* TASKS TO COMPLETE
(1) The book review of Pagan Dreaming says people doing dream work may want professional support in some circumstances. Using the review's own reasoning, explain why in one to three sentences.
(2) Write the next paragraph of the book review of Pagan Dreaming, following on from its final sentence about daydreaming along the edges of sleep.

* SUPPLIED PASSAGE
BOOK REVIEW: PAGAN DREAMING

by contemplativeinquiry

jhp551bfc27c579fHighly recommended. Pagan Dreaming: The Magic of Altered Consciousness, to give it its full title, is an informed and thought provoking introduction to dreams and dream work. Although tailored specifically to a Pagan-oriented audience, it will be of interest to many other people as well.

Author Nimue Brown follows her familiar path of avoiding hackneyed or formulaic approaches to the subject. Instead, she draws on a rich variety of sources including her own experience of dreaming and working with dreams to ask fruitfully open questions and invite dreamers to explore this territory for themselves. She says of herself: “I am not a scientist or psychologist. I have not trained as a counsellor or psychoanalyst. … I am simply a Druid who has always worked with dreams, and I am sharing what I have. There is no dogma here, just ideas”. Whilst being clear that she is not writing as a therapist, she does indicate that dream work can have triggering (and therefore potentially therapeutic) effects, so that people doing it may want professional support in some circumstances.

The book discusses the physical, emotional and meaning-making aspects of dreams, emphasising how dreams work differently for different people – suggesting that standard schema for interpretation are of very limited use. Everyone has their own dream language and needs first to listen in to this. Only then are they in a position to interpret their own dream symbolism and develop their own dream work. The author includes a chapter on ‘Exploring a Dream Diary’ where she shares extensively from her own, and shows how to assess and draw conclusions from the material presented by the recorded dreams. She includes “daydreaming … along the edges of sleep” within the overall umbrella of dream work, and identifies this as a significant and creative state for her.

* INFORMATION
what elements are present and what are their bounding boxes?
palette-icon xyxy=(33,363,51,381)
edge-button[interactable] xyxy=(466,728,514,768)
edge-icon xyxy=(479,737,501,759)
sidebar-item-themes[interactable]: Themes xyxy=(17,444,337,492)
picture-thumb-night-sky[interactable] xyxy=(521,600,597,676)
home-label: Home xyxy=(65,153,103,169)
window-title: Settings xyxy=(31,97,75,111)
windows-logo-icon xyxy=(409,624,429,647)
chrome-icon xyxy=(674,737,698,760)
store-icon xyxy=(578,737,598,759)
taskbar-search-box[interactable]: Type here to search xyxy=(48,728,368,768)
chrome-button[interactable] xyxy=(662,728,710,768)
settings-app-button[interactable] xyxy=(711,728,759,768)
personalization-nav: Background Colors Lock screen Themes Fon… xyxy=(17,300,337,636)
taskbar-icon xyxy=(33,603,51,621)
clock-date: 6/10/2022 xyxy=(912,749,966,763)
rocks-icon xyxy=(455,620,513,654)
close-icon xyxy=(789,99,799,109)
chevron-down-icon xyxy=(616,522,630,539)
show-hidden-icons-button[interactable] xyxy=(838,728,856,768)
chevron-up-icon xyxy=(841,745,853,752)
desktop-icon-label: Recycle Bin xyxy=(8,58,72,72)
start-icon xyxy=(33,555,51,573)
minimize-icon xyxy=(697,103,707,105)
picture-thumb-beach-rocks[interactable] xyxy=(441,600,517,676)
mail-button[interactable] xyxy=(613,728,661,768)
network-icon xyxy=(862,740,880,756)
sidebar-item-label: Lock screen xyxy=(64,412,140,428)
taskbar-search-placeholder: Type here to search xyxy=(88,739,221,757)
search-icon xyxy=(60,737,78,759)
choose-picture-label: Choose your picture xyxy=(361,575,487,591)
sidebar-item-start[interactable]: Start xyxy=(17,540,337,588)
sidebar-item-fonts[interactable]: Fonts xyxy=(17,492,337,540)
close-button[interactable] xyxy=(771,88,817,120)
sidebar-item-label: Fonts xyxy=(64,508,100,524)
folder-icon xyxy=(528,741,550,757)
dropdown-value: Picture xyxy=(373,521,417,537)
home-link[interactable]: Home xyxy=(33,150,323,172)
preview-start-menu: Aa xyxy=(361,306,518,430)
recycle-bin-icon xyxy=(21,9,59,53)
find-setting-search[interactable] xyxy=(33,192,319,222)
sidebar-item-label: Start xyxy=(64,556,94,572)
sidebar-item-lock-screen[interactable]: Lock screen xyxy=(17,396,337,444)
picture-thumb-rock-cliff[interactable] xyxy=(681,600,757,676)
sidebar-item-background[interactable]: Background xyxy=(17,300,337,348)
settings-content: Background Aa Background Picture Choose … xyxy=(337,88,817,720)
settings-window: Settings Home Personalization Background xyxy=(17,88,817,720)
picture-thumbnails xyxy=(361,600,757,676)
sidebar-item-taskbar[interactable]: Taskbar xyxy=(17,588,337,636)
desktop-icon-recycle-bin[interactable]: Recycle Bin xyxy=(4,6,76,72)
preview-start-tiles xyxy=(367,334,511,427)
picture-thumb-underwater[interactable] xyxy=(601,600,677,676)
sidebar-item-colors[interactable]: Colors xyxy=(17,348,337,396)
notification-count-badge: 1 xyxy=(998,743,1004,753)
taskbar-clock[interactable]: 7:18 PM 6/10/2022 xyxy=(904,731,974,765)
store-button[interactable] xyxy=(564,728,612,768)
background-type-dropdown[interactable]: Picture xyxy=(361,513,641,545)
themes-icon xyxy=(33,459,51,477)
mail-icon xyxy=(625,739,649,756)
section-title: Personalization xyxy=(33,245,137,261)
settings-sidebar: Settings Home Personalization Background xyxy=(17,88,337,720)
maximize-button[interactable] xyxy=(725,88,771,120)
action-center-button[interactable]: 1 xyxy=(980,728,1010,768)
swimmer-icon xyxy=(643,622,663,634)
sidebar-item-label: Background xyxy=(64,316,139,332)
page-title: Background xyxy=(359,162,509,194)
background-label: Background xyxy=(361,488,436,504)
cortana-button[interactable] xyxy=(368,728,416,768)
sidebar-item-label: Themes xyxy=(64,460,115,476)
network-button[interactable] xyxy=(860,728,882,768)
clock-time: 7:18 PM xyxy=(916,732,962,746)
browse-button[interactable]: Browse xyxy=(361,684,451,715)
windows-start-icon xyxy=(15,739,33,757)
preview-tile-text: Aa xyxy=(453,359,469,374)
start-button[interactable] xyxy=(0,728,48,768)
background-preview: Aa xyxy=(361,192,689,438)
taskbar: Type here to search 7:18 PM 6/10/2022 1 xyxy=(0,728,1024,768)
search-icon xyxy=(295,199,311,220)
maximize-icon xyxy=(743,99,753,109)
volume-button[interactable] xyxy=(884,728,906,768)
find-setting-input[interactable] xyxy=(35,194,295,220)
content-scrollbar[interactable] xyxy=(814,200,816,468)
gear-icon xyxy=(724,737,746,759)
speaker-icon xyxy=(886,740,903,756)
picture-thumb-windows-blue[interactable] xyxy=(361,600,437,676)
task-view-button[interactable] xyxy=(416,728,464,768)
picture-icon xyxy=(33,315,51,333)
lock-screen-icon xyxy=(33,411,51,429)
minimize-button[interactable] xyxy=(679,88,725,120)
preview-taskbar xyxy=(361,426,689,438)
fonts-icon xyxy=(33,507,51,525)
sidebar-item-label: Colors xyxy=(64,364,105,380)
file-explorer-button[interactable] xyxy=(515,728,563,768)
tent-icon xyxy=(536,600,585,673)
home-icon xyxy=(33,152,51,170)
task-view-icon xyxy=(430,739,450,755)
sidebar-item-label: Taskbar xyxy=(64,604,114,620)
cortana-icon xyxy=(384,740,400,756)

* ANSWERS FOR THE TASKS
(1) Dream work can have triggering effects, which also makes it potentially therapeutic, so people doing it may want professional support in some circumstances. The author points this out while making clear that she is not writing as a therapist.

(2)
After a chapter on ‘Dreams and Magic’ (though “not the kind of magic that leads to definite outcomes”) the book concludes with ‘Into the Wilderness’, which explores the idea of “re-wilding your sleep” – physically, mentally, spiritually and socially. She moves on to speculation about where dreams come from – products of our own minds? The universe whispering to us as we sleep? The gods of dreaming as they carry us into other-worlds? Ancestral memories? She ends by saying: “none of these explanations is any less miraculous than any of the others”. That sense of an open and affirmatively questioning stance towards the ‘miraculous’ is for me the defining feature of this book: a refreshing treatment of a fascinating topic.